Such attacks are easy to execute but difficult to defend against. Cybercrime is by its nature difficult to trace at the best of times. By operating through shadowy groups based in their borders, states can maintain a sense of plausible deniability. It is one thing to show that a group is operating within a state’s boundaries — another thing to demonstrate they are doing so with the blessing or cooperation of those governments involved.

The Russian, Chinese and North Korean governments have all denied involvement in state sponsored cybercrime. However, states do not even necessarily have to be closely involved. As in the case of Russia, they can simply turn a blind eye, safe in the knowledge that they will wreak the chaos on your behalf.

Countering the Axis

The growing threat has prompted a forthright response from the US government. In addition to a cybersecurity executive order, President Biden has appointed world-class cybersecurity experts into key leadership positions. Using the kind of language normally reserved for national security threats, the administration has stressed all options remain on the table in the fight against cybercrime, including military.

He is also urging his allies to do more and will be pushing for the North Atlantic Treaty Organization (NATO) to expand its involvement in cyber defense when they next meet in Brussels.

Nevertheless, the situation is extremely complicated with extensive room for misperceptions and escalation risks. When confronting the axis of cybercrime, the lines will perpetually be blurred between actions condoned by a government and crimes committed by groups which are simply operating within their boundaries.

There are signs that all sides are looking to stabilize the situation — including the criminals themselves. In the Colonial pipeline and Irish healthcare attacks we saw criminals making an attempt at reputation management reiterating that their intentions are only financial rather than political.

These groups have attempted to adopt a more professional approach in recent times. Their communications often resemble those of a corporation and have sought to distance themselves from actions by activists which cause disruption.

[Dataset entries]
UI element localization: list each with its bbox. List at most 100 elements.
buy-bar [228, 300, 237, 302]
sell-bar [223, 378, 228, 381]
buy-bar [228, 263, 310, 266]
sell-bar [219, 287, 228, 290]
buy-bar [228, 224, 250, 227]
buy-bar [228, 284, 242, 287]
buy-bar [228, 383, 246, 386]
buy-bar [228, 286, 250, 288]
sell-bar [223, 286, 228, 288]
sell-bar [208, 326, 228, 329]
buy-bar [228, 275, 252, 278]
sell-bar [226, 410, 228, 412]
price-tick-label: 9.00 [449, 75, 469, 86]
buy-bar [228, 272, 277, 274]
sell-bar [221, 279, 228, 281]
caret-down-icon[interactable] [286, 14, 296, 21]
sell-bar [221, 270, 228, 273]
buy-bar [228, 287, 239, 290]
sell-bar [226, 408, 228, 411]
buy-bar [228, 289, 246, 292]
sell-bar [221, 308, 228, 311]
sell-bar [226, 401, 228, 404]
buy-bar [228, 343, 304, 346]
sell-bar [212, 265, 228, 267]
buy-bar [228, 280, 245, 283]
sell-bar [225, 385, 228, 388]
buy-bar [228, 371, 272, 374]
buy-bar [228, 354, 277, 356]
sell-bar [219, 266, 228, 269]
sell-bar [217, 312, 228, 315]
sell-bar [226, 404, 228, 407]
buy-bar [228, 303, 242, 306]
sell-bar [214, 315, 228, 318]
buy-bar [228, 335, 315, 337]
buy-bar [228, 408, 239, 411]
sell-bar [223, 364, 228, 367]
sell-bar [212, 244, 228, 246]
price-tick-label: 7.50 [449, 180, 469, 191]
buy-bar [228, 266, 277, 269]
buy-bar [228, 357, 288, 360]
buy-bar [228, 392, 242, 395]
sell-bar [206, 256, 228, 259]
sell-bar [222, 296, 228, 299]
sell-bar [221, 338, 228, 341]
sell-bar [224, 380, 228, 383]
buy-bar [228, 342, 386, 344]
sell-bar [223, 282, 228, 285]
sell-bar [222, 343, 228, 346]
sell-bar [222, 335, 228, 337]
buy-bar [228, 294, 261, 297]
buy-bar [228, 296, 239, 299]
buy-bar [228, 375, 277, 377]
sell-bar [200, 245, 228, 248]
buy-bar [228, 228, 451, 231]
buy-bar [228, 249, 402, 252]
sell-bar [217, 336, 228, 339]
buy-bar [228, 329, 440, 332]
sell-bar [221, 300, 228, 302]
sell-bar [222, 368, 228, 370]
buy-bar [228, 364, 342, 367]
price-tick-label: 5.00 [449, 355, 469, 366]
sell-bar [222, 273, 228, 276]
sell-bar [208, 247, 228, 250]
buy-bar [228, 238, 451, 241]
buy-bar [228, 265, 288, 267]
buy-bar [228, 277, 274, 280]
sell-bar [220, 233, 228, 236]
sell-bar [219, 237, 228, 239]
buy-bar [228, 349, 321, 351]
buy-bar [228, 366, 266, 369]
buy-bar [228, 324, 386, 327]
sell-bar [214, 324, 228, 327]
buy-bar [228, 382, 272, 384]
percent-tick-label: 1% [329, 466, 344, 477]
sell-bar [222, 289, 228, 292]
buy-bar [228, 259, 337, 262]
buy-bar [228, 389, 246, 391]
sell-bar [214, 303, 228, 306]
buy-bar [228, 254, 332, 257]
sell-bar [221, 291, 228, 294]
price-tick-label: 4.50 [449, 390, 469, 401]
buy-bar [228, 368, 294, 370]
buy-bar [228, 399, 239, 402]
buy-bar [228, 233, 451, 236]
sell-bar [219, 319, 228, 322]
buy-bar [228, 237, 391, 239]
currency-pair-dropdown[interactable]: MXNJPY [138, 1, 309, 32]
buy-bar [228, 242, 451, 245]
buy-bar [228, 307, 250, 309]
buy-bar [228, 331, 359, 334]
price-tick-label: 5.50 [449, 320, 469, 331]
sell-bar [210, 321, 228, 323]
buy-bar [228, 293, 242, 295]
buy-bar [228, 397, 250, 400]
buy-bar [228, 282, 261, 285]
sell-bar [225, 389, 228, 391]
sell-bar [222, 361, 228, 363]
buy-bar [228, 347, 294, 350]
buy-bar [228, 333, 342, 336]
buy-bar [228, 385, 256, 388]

**Action item**
Carry the text on state-linked cybercrime forward, starting after its last sentence. The listing was drawn from a separate source.

**Output**
After the attack against the Colonial Pipeline, Darkside issued the following statement:

“We are apolitical, we do not participate in geopolitics. Our goal is to make money, and not create problems for society. From today we introduce moderation and check each company that our partners want to encrypt to avoid social consequences in the future.” 

The pledge to be more careful in future echoes attempts by major companies responding to a crisis in an attempt to avoid further crack down from regulators. Reputation management has become increasingly important to these firms. To them this is a business. The involvement of politically motivated activists — or governments — in cybercrime represents a threat to their own income, if they prompt a crackdown from those governments which become targets.

How should companies respond?

Businesses will also have to examine their role in how they respond to cybersecurity threats and social engineering. With cybercrime climbing up the list of priorities, the pressure will grow on all firms to up their game. Biden’s executive order on cybercrime may nominally be focused on official government organizations and those which work with them, but it also represents an attempt to build capacity overall through leadership by example.

State sponsored cybercrime is not just a threat against governments — it’s something that can affect all organizations. However, the most vulnerable targets include healthcare organizations, education institutions, financial services companies and any company which provides services — especially digital — to governments.

Organizations will need to invest in their defenses and ensure they are future-proofed against evolving attacks. Working from the board level down, businesses need to do much more to ensure they are aware of the latest threats, have taken actions to safeguard sensitive data and to identify and respond to attacks as quickly as possible.

Such an approach can reduce — if not eliminate — the chances of an attack and limit the damage done if and when it happens. The government has already signaled its intention to build its defenses and will be looking to the private sector — especially all companies it’s considering doing business with — to do the same.